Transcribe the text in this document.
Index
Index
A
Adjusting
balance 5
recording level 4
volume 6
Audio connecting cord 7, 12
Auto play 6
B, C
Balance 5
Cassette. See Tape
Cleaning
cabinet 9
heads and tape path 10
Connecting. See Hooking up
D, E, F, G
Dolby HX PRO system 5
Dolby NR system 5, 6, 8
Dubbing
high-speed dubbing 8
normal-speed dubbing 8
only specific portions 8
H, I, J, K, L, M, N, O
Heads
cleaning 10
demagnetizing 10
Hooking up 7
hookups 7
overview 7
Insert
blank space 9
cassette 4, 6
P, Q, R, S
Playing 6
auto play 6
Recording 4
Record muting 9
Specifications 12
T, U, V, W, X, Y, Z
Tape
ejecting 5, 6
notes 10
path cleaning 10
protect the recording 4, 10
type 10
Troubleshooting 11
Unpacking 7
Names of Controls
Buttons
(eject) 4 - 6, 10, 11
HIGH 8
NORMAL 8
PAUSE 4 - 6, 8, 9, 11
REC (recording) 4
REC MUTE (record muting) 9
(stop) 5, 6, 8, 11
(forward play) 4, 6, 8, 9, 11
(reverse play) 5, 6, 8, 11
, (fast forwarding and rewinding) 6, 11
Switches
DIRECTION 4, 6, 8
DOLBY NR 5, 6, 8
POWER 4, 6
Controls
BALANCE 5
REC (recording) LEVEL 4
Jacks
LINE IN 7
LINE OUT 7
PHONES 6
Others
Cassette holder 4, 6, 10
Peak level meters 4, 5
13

+ + + + + + +

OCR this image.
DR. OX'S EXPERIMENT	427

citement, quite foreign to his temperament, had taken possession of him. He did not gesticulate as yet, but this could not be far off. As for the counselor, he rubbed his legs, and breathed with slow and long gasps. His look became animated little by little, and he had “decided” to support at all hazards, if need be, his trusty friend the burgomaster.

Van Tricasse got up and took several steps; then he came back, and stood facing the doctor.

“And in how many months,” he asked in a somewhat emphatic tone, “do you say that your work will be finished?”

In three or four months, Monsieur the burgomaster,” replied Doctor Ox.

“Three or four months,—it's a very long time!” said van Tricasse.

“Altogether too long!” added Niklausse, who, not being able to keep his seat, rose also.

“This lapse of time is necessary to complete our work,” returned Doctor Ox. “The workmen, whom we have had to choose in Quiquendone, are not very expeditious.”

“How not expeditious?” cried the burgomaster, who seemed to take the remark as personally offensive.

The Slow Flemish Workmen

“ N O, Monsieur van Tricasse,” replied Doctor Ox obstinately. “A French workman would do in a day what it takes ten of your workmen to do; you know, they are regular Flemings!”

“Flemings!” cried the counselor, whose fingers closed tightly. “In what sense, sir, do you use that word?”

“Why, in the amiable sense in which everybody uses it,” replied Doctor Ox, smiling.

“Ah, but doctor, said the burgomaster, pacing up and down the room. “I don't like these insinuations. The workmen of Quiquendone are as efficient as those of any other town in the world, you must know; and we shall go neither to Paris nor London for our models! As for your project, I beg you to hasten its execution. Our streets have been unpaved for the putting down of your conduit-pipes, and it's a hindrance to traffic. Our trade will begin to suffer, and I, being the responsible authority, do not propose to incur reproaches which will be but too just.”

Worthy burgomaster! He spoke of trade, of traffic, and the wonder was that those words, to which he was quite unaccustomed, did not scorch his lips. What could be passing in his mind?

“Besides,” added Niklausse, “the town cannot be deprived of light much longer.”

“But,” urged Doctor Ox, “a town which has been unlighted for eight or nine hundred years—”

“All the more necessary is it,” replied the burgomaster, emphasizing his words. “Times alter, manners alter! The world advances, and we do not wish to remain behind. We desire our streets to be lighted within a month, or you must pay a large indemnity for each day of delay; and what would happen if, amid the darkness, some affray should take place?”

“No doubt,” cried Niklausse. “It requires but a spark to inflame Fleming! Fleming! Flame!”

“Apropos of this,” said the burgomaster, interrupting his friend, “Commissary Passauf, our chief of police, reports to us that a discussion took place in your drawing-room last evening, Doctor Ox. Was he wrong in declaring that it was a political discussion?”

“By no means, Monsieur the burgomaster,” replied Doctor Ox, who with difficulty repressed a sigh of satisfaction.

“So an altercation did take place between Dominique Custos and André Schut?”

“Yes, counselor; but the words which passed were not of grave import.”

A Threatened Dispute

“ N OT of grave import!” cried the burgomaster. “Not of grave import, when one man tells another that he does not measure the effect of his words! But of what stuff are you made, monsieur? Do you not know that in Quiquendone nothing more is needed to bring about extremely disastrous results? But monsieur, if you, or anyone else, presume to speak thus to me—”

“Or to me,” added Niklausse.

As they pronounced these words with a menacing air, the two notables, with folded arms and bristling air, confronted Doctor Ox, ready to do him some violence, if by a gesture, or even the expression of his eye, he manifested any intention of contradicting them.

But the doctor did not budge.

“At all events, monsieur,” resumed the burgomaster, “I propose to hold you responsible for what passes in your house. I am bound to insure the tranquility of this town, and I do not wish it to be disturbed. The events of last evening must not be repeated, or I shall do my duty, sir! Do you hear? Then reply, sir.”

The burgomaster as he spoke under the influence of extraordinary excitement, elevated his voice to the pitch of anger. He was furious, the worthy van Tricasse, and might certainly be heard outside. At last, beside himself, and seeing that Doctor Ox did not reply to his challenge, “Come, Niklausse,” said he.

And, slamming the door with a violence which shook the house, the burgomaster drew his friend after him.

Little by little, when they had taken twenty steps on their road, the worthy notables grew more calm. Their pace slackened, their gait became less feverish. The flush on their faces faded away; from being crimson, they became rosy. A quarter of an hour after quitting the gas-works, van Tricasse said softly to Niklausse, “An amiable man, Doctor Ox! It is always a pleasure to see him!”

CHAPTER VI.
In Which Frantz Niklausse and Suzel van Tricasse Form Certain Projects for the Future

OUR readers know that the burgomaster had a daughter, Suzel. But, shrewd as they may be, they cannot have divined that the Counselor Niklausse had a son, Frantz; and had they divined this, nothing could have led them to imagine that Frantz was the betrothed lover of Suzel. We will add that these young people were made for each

+ + + + + + +

* _Exercise requirements_:
Where a line holds the string "would", copy that line.

* _Answer to the problem_:
“ N O, Monsieur van Tricasse,” replied Doctor Ox obstinately. “A French workman would do in a day what it takes ten of your workmen to do; you know, they are regular Flemings!”
“All the more necessary is it,” replied the burgomaster, emphasizing his words. “Times alter, manners alter! The world advances, and we do not wish to remain behind. We desire our streets to be lighted within a month, or you must pay a large indemnity for each day of delay; and what would happen if, amid the darkness, some affray should take place?”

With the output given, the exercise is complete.